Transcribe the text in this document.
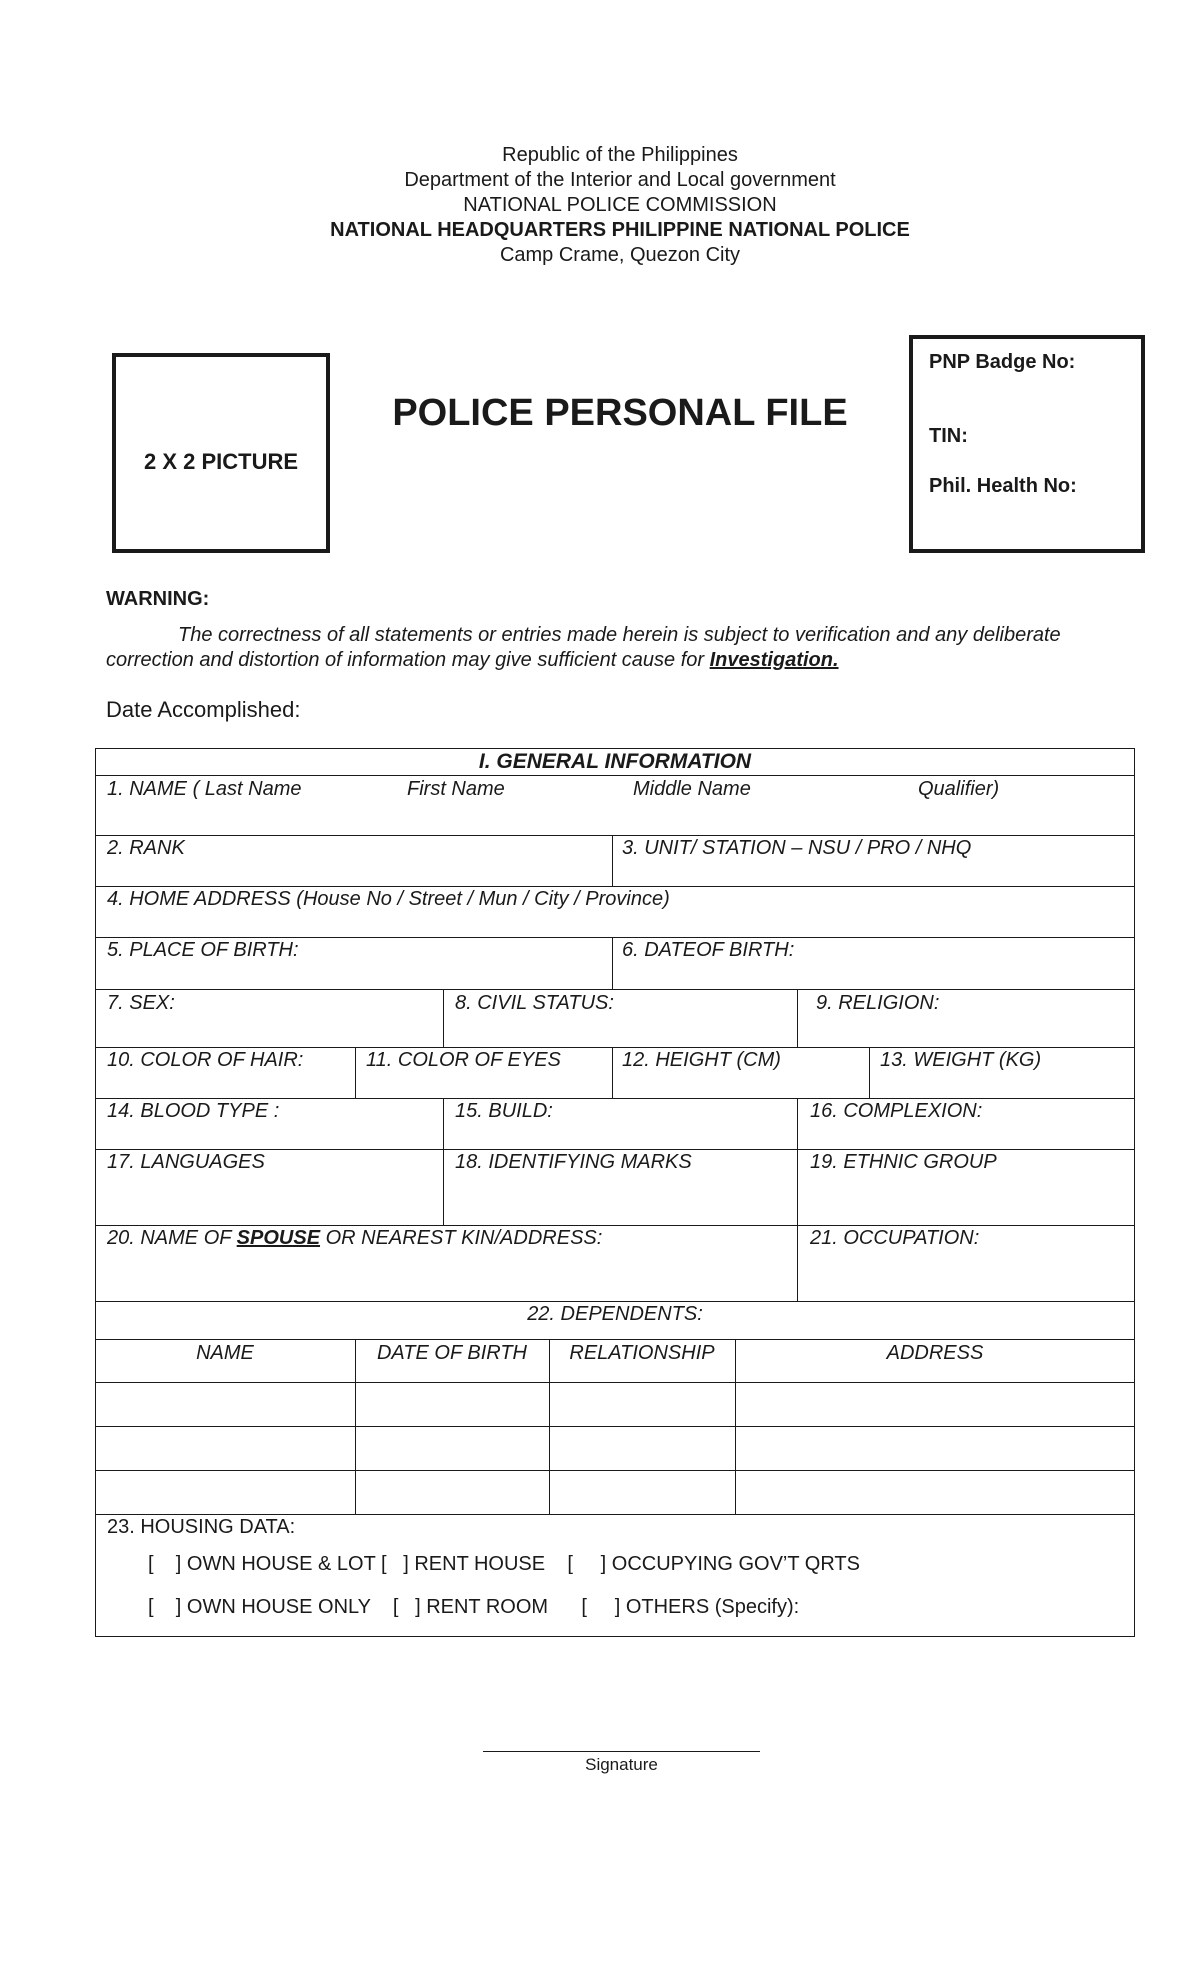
Republic of the Philippines
Department of the Interior and Local government
NATIONAL POLICE COMMISSION
NATIONAL HEADQUARTERS PHILIPPINE NATIONAL POLICE
Camp Crame, Quezon City
2 X 2 PICTURE
POLICE PERSONAL FILE
PNP Badge No:
TIN:
Phil. Health No:
WARNING:
The correctness of all statements or entries made herein is subject to verification and any deliberate
correction and distortion of information may give sufficient cause for Investigation.
Date Accomplished:
I. GENERAL INFORMATION
1. NAME ( Last Name	First Name	Middle Name	Qualifier)
2. RANK	3. UNIT/ STATION – NSU / PRO / NHQ
4. HOME ADDRESS (House No / Street / Mun / City / Province)
5. PLACE OF BIRTH:	6. DATEOF BIRTH:
7. SEX:	8. CIVIL STATUS:	9. RELIGION:
10. COLOR OF HAIR:	11. COLOR OF EYES	12. HEIGHT (CM)	13. WEIGHT (KG)
14. BLOOD TYPE :	15. BUILD:	16. COMPLEXION:
17. LANGUAGES	18. IDENTIFYING MARKS	19. ETHNIC GROUP
20. NAME OF SPOUSE OR NEAREST KIN/ADDRESS:	21. OCCUPATION:
22. DEPENDENTS:
NAME	DATE OF BIRTH	RELATIONSHIP	ADDRESS
23. HOUSING DATA:
[    ] OWN HOUSE & LOT [   ] RENT HOUSE    [     ] OCCUPYING GOV’T QRTS
[    ] OWN HOUSE ONLY    [   ] RENT ROOM      [     ] OTHERS (Specify):
Signature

════════

## STATED TASK:
Copy all lines of the listing above that contain the string "ADDRESS".

## RESULT OF THE TASK:
4. HOME ADDRESS (House No / Street / Mun / City / Province)
20. NAME OF SPOUSE OR NEAREST KIN/ADDRESS:	21. OCCUPATION:
NAME	DATE OF BIRTH	RELATIONSHIP	ADDRESS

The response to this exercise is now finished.